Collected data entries
┌──

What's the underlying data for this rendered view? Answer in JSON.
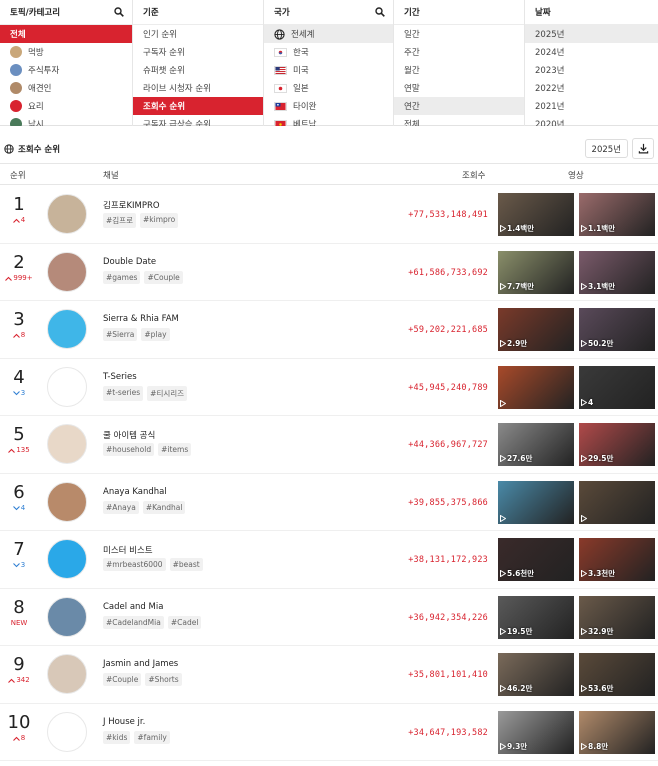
{
  "filters": {
    "topic": {
      "header": "토픽/카테고리",
      "items": [
        {
          "label": "전체",
          "selected": true
        },
        {
          "label": "먹방",
          "color": "#c9a77a"
        },
        {
          "label": "주식투자",
          "color": "#6b8fc0"
        },
        {
          "label": "애견인",
          "color": "#b08a68"
        },
        {
          "label": "요리",
          "color": "#d8232f"
        },
        {
          "label": "낚시",
          "color": "#4a7a5a"
        }
      ]
    },
    "criteria": {
      "header": "기준",
      "items": [
        {
          "label": "인기 순위"
        },
        {
          "label": "구독자 순위"
        },
        {
          "label": "슈퍼챗 순위"
        },
        {
          "label": "라이브 시청자 순위"
        },
        {
          "label": "조회수 순위",
          "selected": true
        },
        {
          "label": "구독자 급상승 순위"
        }
      ]
    },
    "country": {
      "header": "국가",
      "items": [
        {
          "label": "전세계",
          "selected": true,
          "flag": "globe"
        },
        {
          "label": "한국",
          "flag": "kr"
        },
        {
          "label": "미국",
          "flag": "us"
        },
        {
          "label": "일본",
          "flag": "jp"
        },
        {
          "label": "타이완",
          "flag": "tw"
        },
        {
          "label": "베트남",
          "flag": "vn"
        }
      ]
    },
    "period": {
      "header": "기간",
      "items": [
        {
          "label": "일간"
        },
        {
          "label": "주간"
        },
        {
          "label": "월간"
        },
        {
          "label": "연말"
        },
        {
          "label": "연간",
          "selected": true
        },
        {
          "label": "전체"
        }
      ]
    },
    "date": {
      "header": "날짜",
      "items": [
        {
          "label": "2025년",
          "selected": true
        },
        {
          "label": "2024년"
        },
        {
          "label": "2023년"
        },
        {
          "label": "2022년"
        },
        {
          "label": "2021년"
        },
        {
          "label": "2020년"
        }
      ]
    }
  },
  "section": {
    "title": "조회수 순위",
    "year": "2025년"
  },
  "table_header": {
    "rank": "순위",
    "channel": "채널",
    "views": "조회수",
    "videos": "영상"
  },
  "rows": [
    {
      "rank": "1",
      "change": "4",
      "dir": "up",
      "name": "김프로KIMPRO",
      "tags": [
        "#김프로",
        "#kimpro"
      ],
      "views": "+77,533,148,491",
      "v1": "1.4백만",
      "v2": "1.1백만",
      "c1": "#6a5a4a",
      "c2": "#9a6b6b",
      "av": "#c7b39a"
    },
    {
      "rank": "2",
      "change": "999+",
      "dir": "up",
      "name": "Double Date",
      "tags": [
        "#games",
        "#Couple"
      ],
      "views": "+61,586,733,692",
      "v1": "7.7백만",
      "v2": "3.1백만",
      "c1": "#8a8f6a",
      "c2": "#7a5a6a",
      "av": "#b58a7a"
    },
    {
      "rank": "3",
      "change": "8",
      "dir": "up",
      "name": "Sierra & Rhia FAM",
      "tags": [
        "#Sierra",
        "#play"
      ],
      "views": "+59,202,221,685",
      "v1": "2.9만",
      "v2": "50.2만",
      "c1": "#7a3a2a",
      "c2": "#5a4a5a",
      "av": "#3fb6e8"
    },
    {
      "rank": "4",
      "change": "3",
      "dir": "down",
      "name": "T-Series",
      "tags": [
        "#t-series",
        "#티시리즈"
      ],
      "views": "+45,945,240,789",
      "v1": "",
      "v2": "4",
      "c1": "#a84a2a",
      "c2": "#3a3a3a",
      "av": "#ffffff"
    },
    {
      "rank": "5",
      "change": "135",
      "dir": "up",
      "name": "쿨 아이템 공식",
      "tags": [
        "#household",
        "#items"
      ],
      "views": "+44,366,967,727",
      "v1": "27.6만",
      "v2": "29.5만",
      "c1": "#8a8a8a",
      "c2": "#b04a4a",
      "av": "#e8d8c8"
    },
    {
      "rank": "6",
      "change": "4",
      "dir": "down",
      "name": "Anaya Kandhal",
      "tags": [
        "#Anaya",
        "#Kandhal"
      ],
      "views": "+39,855,375,866",
      "v1": "",
      "v2": "",
      "c1": "#4a8aa8",
      "c2": "#5a4a3a",
      "av": "#b88a6a"
    },
    {
      "rank": "7",
      "change": "3",
      "dir": "down",
      "name": "미스터 비스트",
      "tags": [
        "#mrbeast6000",
        "#beast"
      ],
      "views": "+38,131,172,923",
      "v1": "5.6천만",
      "v2": "3.3천만",
      "c1": "#3a2a2a",
      "c2": "#8a3a2a",
      "av": "#2aa8e8"
    },
    {
      "rank": "8",
      "change": "NEW",
      "dir": "new",
      "name": "Cadel and Mia",
      "tags": [
        "#CadelandMia",
        "#Cadel"
      ],
      "views": "+36,942,354,226",
      "v1": "19.5만",
      "v2": "32.9만",
      "c1": "#5a5a5a",
      "c2": "#6a5a4a",
      "av": "#6a8aa8"
    },
    {
      "rank": "9",
      "change": "342",
      "dir": "up",
      "name": "Jasmin and James",
      "tags": [
        "#Couple",
        "#Shorts"
      ],
      "views": "+35,801,101,410",
      "v1": "46.2만",
      "v2": "53.6만",
      "c1": "#7a6a5a",
      "c2": "#5a4a3a",
      "av": "#d8c8b8"
    },
    {
      "rank": "10",
      "change": "8",
      "dir": "up",
      "name": "J House jr.",
      "tags": [
        "#kids",
        "#family"
      ],
      "views": "+34,647,193,582",
      "v1": "9.3만",
      "v2": "8.8만",
      "c1": "#9a9a9a",
      "c2": "#b08a6a",
      "av": "#ffffff"
    }
  ]
}
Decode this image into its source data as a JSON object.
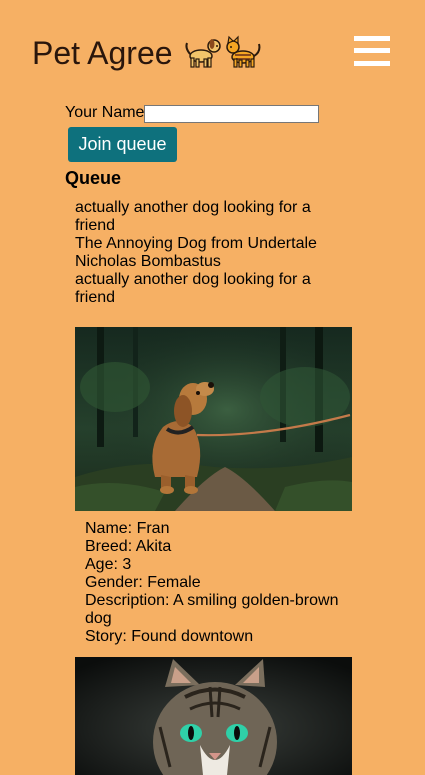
{
  "header": {
    "title": "Pet Agree",
    "title_emoji": "🐕🐈",
    "menu_icon": "hamburger-menu-icon"
  },
  "form": {
    "name_label": "Your Name",
    "name_value": "",
    "join_label": "Join queue"
  },
  "queue": {
    "heading": "Queue",
    "entries": [
      "actually another dog looking for a friend",
      "The Annoying Dog from Undertale",
      "Nicholas Bombastus",
      "actually another dog looking for a friend"
    ]
  },
  "pets": [
    {
      "image": "dog-photo",
      "name": "Name: Fran",
      "breed": "Breed: Akita",
      "age": "Age: 3",
      "gender": "Gender: Female",
      "description": "Description: A smiling golden-brown dog",
      "story": "Story: Found downtown"
    },
    {
      "image": "cat-photo"
    }
  ],
  "colors": {
    "background": "#f6b064",
    "button": "#0e717d",
    "title_text": "#2a160c",
    "menu_icon": "#ffffff"
  }
}
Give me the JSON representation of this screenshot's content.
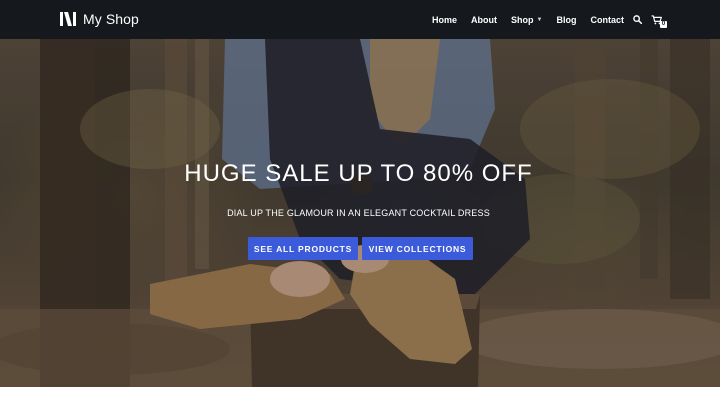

└──

Reproduce each line of the records exactly, and omit every picture.

> [Task response]
What's the underlying data for this rendered view? Answer in JSON.
{
  "filters": {
    "topic": {
      "header": "토픽/카테고리",
      "items": [
        {
          "label": "전체",
          "selected": true
        },
        {
          "label": "먹방",
          "color": "#c9a77a"
        },
        {
          "label": "주식투자",
          "color": "#6b8fc0"
        },
        {
          "label": "애견인",
          "color": "#b08a68"
        },
        {
          "label": "요리",
          "color": "#d8232f"
        },
        {
          "label": "낚시",
          "color": "#4a7a5a"
        }
      ]
    },
    "criteria": {
      "header": "기준",
      "items": [
        {
          "label": "인기 순위"
        },
        {
          "label": "구독자 순위"
        },
        {
          "label": "슈퍼챗 순위"
        },
        {
          "label": "라이브 시청자 순위"
        },
        {
          "label": "조회수 순위",
          "selected": true
        },
        {
          "label": "구독자 급상승 순위"
        }
      ]
    },
    "country": {
      "header": "국가",
      "items": [
        {
          "label": "전세계",
          "selected": true,
          "flag": "globe"
        },
        {
          "label": "한국",
          "flag": "kr"
        },
        {
          "label": "미국",
          "flag": "us"
        },
        {
          "label": "일본",
          "flag": "jp"
        },
        {
          "label": "타이완",
          "flag": "tw"
        },
        {
          "label": "베트남",
          "flag": "vn"
        }
      ]
    },
    "period": {
      "header": "기간",
      "items": [
        {
          "label": "일간"
        },
        {
          "label": "주간"
        },
        {
          "label": "월간"
        },
        {
          "label": "연말"
        },
        {
          "label": "연간",
          "selected": true
        },
        {
          "label": "전체"
        }
      ]
    },
    "date": {
      "header": "날짜",
      "items": [
        {
          "label": "2025년",
          "selected": true
        },
        {
          "label": "2024년"
        },
        {
          "label": "2023년"
        },
        {
          "label": "2022년"
        },
        {
          "label": "2021년"
        },
        {
          "label": "2020년"
        }
      ]
    }
  },
  "section": {
    "title": "조회수 순위",
    "year": "2025년"
  },
  "table_header": {
    "rank": "순위",
    "channel": "채널",
    "views": "조회수",
    "videos": "영상"
  },
  "rows": [
    {
      "rank": "1",
      "change": "4",
      "dir": "up",
      "name": "김프로KIMPRO",
      "tags": [
        "#김프로",
        "#kimpro"
      ],
      "views": "+77,533,148,491",
      "v1": "1.4백만",
      "v2": "1.1백만",
      "c1": "#6a5a4a",
      "c2": "#9a6b6b",
      "av": "#c7b39a"
    },
    {
      "rank": "2",
      "change": "999+",
      "dir": "up",
      "name": "Double Date",
      "tags": [
        "#games",
        "#Couple"
      ],
      "views": "+61,586,733,692",
      "v1": "7.7백만",
      "v2": "3.1백만",
      "c1": "#8a8f6a",
      "c2": "#7a5a6a",
      "av": "#b58a7a"
    },
    {
      "rank": "3",
      "change": "8",
      "dir": "up",
      "name": "Sierra & Rhia FAM",
      "tags": [
        "#Sierra",
        "#play"
      ],
      "views": "+59,202,221,685",
      "v1": "2.9만",
      "v2": "50.2만",
      "c1": "#7a3a2a",
      "c2": "#5a4a5a",
      "av": "#3fb6e8"
    },
    {
      "rank": "4",
      "change": "3",
      "dir": "down",
      "name": "T-Series",
      "tags": [
        "#t-series",
        "#티시리즈"
      ],
      "views": "+45,945,240,789",
      "v1": "",
      "v2": "4",
      "c1": "#a84a2a",
      "c2": "#3a3a3a",
      "av": "#ffffff"
    },
    {
      "rank": "5",
      "change": "135",
      "dir": "up",
      "name": "쿨 아이템 공식",
      "tags": [
        "#household",
        "#items"
      ],
      "views": "+44,366,967,727",
      "v1": "27.6만",
      "v2": "29.5만",
      "c1": "#8a8a8a",
      "c2": "#b04a4a",
      "av": "#e8d8c8"
    },
    {
      "rank": "6",
      "change": "4",
      "dir": "down",
      "name": "Anaya Kandhal",
      "tags": [
        "#Anaya",
        "#Kandhal"
      ],
      "views": "+39,855,375,866",
      "v1": "",
      "v2": "",
      "c1": "#4a8aa8",
      "c2": "#5a4a3a",
      "av": "#b88a6a"
    },
    {
      "rank": "7",
      "change": "3",
      "dir": "down",
      "name": "미스터 비스트",
      "tags": [
        "#mrbeast6000",
        "#beast"
      ],
      "views": "+38,131,172,923",
      "v1": "5.6천만",
      "v2": "3.3천만",
      "c1": "#3a2a2a",
      "c2": "#8a3a2a",
      "av": "#2aa8e8"
    },
    {
      "rank": "8",
      "change": "NEW",
      "dir": "new",
      "name": "Cadel and Mia",
      "tags": [
        "#CadelandMia",
        "#Cadel"
      ],
      "views": "+36,942,354,226",
      "v1": "19.5만",
      "v2": "32.9만",
      "c1": "#5a5a5a",
      "c2": "#6a5a4a",
      "av": "#6a8aa8"
    },
    {
      "rank": "9",
      "change": "342",
      "dir": "up",
      "name": "Jasmin and James",
      "tags": [
        "#Couple",
        "#Shorts"
      ],
      "views": "+35,801,101,410",
      "v1": "46.2만",
      "v2": "53.6만",
      "c1": "#7a6a5a",
      "c2": "#5a4a3a",
      "av": "#d8c8b8"
    },
    {
      "rank": "10",
      "change": "8",
      "dir": "up",
      "name": "J House jr.",
      "tags": [
        "#kids",
        "#family"
      ],
      "views": "+34,647,193,582",
      "v1": "9.3만",
      "v2": "8.8만",
      "c1": "#9a9a9a",
      "c2": "#b08a6a",
      "av": "#ffffff"
    }
  ]
}
Decode this image into its source data as a JSON object.
{
  "header": {
    "title": "Pet Agree",
    "title_emoji": "🐕🐈",
    "menu_icon": "hamburger-menu-icon"
  },
  "form": {
    "name_label": "Your Name",
    "name_value": "",
    "join_label": "Join queue"
  },
  "queue": {
    "heading": "Queue",
    "entries": [
      "actually another dog looking for a friend",
      "The Annoying Dog from Undertale",
      "Nicholas Bombastus",
      "actually another dog looking for a friend"
    ]
  },
  "pets": [
    {
      "image": "dog-photo",
      "name": "Name: Fran",
      "breed": "Breed: Akita",
      "age": "Age: 3",
      "gender": "Gender: Female",
      "description": "Description: A smiling golden-brown dog",
      "story": "Story: Found downtown"
    },
    {
      "image": "cat-photo"
    }
  ],
  "colors": {
    "background": "#f6b064",
    "button": "#0e717d",
    "title_text": "#2a160c",
    "menu_icon": "#ffffff"
  }
}
Give me the JSON representation of this screenshot's content.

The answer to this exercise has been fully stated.